━━ Source extract
What a difference a blueberry makes
Newsflash: Uruguay's cuisine has been catapulted into the twenty-first century
At the beginning of the 1800s an English visitor wrote that Uruguayans "prefer meat to any other food, and eat it almost raw and in quantities that Europeans would think impossible".
For much of the next two hundred years there was little change. But then came Canal Gourmet, sushi and lamb. Not to mention the humble blueberry.
"Of course we still eat a lot of meat," says Alberto Latarowski, director of the Francis restaurant in Punta Carretas – and the winner of UruguayNow's Best Restauarant in Montevideo 2010 award. "But the cuts of meat have changed somewhat. We now eat a lot more of what we export – the better cuts such as ribeye and rumpsteak. We also eat more lamb than in the past."
According to Mr Latarowski, cable TV stations like Canal Gourmet, which features Spanish-speaking chefs cooking what are usually fairly inventive dishes, have played their part.
"One very standard dish at home would be milanesa con papas fritas (schnitzel with chips). But now people like to experiment with Asian and various fusion recipes, for instance. They like to eat sushi when they go out. And at Francis we serve an excellent ceviche (a marinated seafood dish)."
Certainly the expectations of diners in Montevideo's restaurants have risen over the past twenty years or so. Apart from Chinese food and overcooked pasta dishes, it was unusual to eat out in the 1980s and order anything other than (usually very good) meat. The ubiquitous Uruguayan take-away was then, as now, the calorie-rich pizza slice.
Now Montevideo has its own upscale restaurant district in Punta Carretas where you can eat everything from seafood to game, driven by the construction of four-star (and one five-star) hotels in the vicinity. Still, of the estimated 12 or 15 restaurants that open in the capital annually, fewer than half survive their first year.
Mr Latorowski also puts down improvements to the wider availability of key ingredients such as good olive oil. Following the example of Chile's excellent home-grown organic olive oils, a delicious and fruity oil marketed under the Colinas de Garzón label is now sold in the country, although production is in its infancy.
━━━━
━━ Supplied entries
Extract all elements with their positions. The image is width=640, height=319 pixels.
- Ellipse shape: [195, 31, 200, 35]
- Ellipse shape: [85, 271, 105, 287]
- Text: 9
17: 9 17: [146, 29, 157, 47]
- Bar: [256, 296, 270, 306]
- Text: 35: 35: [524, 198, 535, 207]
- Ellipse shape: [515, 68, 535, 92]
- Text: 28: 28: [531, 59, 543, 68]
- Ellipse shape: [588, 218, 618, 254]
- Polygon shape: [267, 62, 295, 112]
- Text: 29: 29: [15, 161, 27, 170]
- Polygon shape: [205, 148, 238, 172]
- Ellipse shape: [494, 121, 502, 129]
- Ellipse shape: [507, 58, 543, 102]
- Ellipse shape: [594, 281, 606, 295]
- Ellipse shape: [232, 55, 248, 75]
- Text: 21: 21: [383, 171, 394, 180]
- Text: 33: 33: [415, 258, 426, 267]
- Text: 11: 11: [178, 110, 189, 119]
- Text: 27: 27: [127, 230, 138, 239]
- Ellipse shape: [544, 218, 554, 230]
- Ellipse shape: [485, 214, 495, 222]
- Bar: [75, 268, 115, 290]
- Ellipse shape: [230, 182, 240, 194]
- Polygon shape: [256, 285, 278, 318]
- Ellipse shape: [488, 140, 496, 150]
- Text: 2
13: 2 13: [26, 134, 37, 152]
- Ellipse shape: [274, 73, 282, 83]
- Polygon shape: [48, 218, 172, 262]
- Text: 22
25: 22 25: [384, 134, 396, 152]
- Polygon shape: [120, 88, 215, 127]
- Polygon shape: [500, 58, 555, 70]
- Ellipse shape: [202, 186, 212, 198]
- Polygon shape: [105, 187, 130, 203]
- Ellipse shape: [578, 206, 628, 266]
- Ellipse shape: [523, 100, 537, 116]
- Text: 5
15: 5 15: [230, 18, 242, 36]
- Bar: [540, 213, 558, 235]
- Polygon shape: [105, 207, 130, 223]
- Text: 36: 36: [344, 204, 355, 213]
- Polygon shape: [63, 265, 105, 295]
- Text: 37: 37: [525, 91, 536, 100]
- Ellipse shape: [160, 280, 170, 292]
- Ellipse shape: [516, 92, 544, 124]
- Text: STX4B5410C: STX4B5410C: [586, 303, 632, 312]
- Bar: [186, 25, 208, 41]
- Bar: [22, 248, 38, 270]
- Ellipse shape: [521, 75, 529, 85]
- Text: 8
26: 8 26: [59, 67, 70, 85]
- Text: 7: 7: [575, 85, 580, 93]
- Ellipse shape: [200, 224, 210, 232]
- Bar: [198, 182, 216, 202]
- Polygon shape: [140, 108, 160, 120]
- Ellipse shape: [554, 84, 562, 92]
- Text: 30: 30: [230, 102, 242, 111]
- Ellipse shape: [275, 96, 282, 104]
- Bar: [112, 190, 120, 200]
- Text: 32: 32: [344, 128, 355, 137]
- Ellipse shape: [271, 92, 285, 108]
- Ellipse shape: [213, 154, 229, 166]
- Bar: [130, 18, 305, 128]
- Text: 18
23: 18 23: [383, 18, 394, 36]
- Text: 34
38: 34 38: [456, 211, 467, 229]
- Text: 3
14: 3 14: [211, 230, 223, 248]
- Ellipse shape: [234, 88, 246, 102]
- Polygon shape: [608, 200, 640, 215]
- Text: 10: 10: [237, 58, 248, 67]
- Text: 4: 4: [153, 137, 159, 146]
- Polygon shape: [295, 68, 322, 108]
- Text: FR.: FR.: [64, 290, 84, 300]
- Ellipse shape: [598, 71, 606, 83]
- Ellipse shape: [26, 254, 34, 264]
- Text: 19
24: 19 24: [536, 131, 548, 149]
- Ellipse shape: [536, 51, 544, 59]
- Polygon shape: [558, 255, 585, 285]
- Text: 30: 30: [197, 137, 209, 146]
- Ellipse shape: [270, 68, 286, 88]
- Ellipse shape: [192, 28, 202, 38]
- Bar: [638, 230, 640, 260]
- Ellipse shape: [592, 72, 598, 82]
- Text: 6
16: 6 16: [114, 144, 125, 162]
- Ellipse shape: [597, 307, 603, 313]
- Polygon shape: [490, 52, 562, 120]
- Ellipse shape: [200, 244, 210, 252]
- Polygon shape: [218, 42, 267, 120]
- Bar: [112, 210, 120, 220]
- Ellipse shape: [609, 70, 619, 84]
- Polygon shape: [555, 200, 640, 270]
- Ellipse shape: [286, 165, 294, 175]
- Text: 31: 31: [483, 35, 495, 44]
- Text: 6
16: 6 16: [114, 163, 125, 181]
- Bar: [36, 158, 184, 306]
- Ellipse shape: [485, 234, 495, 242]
━━━━
■ **Things to do**
1. Summarize the Uruguayan cuisine article in three sentences.
2. Repeat a passage of the Uruguayan cuisine article word for word: begin at the words "According to Mr", and stop after "played their part.".
3. List every geographic place (country, city or district) that the Uruguayan cuisine article names.

■ **Solutions per task**
1. For roughly two centuries, Uruguayans ate mainly meat. Today they eat better cuts and more lamb, and they also try sushi, Asian and fusion dishes, a change encouraged partly by cable cooking channels such as Canal Gourmet. Diners in Montevideo now expect more, Punta Carretas has become an upscale restaurant district, and key ingredients such as good olive oil are easier to find.

2.
According to Mr Latarowski, cable TV stations like Canal Gourmet, which features Spanish-speaking chefs cooking what are usually fairly inventive dishes, have played their part.

3.
Uruguay
Punta Carretas
Montevideo
Chile